[Extracted data entries]
---*---

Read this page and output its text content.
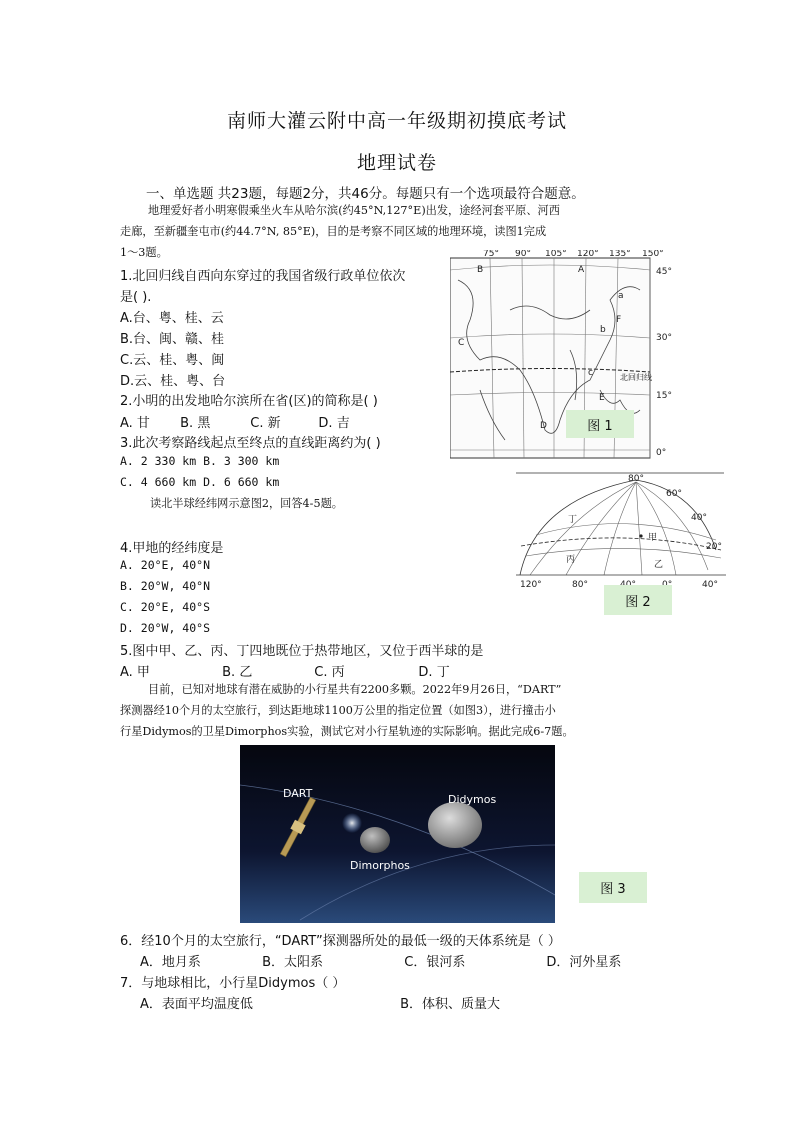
南师大灌云附中高一年级期初摸底考试
地理试卷
一、单选题 共23题，每题2分，共46分。每题只有一个选项最符合题意。
地理爱好者小明寒假乘坐火车从哈尔滨(约45°N,127°E)出发，途经河套平原、河西
走廊，至新疆奎屯市(约44.7°N, 85°E)，目的是考察不同区域的地理环境，读图1完成
1～3题。
1.北回归线自西向东穿过的我国省级行政单位依次
是( ).
A.台、粤、桂、云
B.台、闽、赣、桂
C.云、桂、粤、闽
D.云、桂、粤、台
2.小明的出发地哈尔滨所在省(区)的简称是( )
A. 甘 B. 黑	C. 新	D. 吉
3.此次考察路线起点至终点的直线距离约为( )
A. 2 330 km B. 3 300 km
C. 4 660 km D. 6 660 km
读北半球经纬网示意图2，回答4-5题。
4.甲地的经纬度是
A. 20°E, 40°N
B. 20°W, 40°N
C. 20°E, 40°S
D. 20°W, 40°S
5.图中甲、乙、丙、丁四地既位于热带地区，又位于西半球的是
A. 甲	B. 乙	C. 丙	D. 丁
目前，已知对地球有潜在威胁的小行星共有2200多颗。2022年9月26日，“DART”
探测器经10个月的太空旅行，到达距地球1100万公里的指定位置（如图3），进行撞击小
行星Didymos的卫星Dimorphos实验，测试它对小行星轨迹的实际影响。据此完成6-7题。
75° 90° 105° 120° 135° 150°
45°
30°
15°
0°
B	A
C
D
E
F
a
b
c	北回归线
图 1
80°
60°
40°
20°
120°	80°	40°
丁
甲
丙	乙
图 2
DART	Didymos
Dimorphos
图 3
6．经10个月的太空旅行，“DART”探测器所处的最低一级的天体系统是（ ）
A．地月系	B．太阳系	C．银河系	D．河外星系
7．与地球相比，小行星Didymos（ ）
A．表面平均温度低	B．体积、质量大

---*---

• What you should do: Reproduce the material word for word. Any pictures should be left out of the copy.

• Exercise output:
Read this page and output its text content.
南师大灌云附中高一年级期初摸底考试
地理试卷
一、单选题 共23题，每题2分，共46分。每题只有一个选项最符合题意。
地理爱好者小明寒假乘坐火车从哈尔滨(约45°N,127°E)出发，途经河套平原、河西
走廊，至新疆奎屯市(约44.7°N, 85°E)，目的是考察不同区域的地理环境，读图1完成
1～3题。
1.北回归线自西向东穿过的我国省级行政单位依次
是( ).
A.台、粤、桂、云
B.台、闽、赣、桂
C.云、桂、粤、闽
D.云、桂、粤、台
2.小明的出发地哈尔滨所在省(区)的简称是( )
A. 甘 B. 黑	C. 新	D. 吉
3.此次考察路线起点至终点的直线距离约为( )
A. 2 330 km B. 3 300 km
C. 4 660 km D. 6 660 km
读北半球经纬网示意图2，回答4-5题。
4.甲地的经纬度是
A. 20°E, 40°N
B. 20°W, 40°N
C. 20°E, 40°S
D. 20°W, 40°S
5.图中甲、乙、丙、丁四地既位于热带地区，又位于西半球的是
A. 甲	B. 乙	C. 丙	D. 丁
目前，已知对地球有潜在威胁的小行星共有2200多颗。2022年9月26日，“DART”
探测器经10个月的太空旅行，到达距地球1100万公里的指定位置（如图3），进行撞击小
行星Didymos的卫星Dimorphos实验，测试它对小行星轨迹的实际影响。据此完成6-7题。
75° 90° 105° 120° 135° 150°
45°
30°
15°
0°
B	A
C
D
E
F
a
b
c	北回归线
图 1
80°
60°
40°
20°
120°	80°	40°
丁
甲
丙	乙
图 2
DART	Didymos
Dimorphos
图 3
6．经10个月的太空旅行，“DART”探测器所处的最低一级的天体系统是（ ）
A．地月系	B．太阳系	C．银河系	D．河外星系
7．与地球相比，小行星Didymos（ ）
A．表面平均温度低	B．体积、质量大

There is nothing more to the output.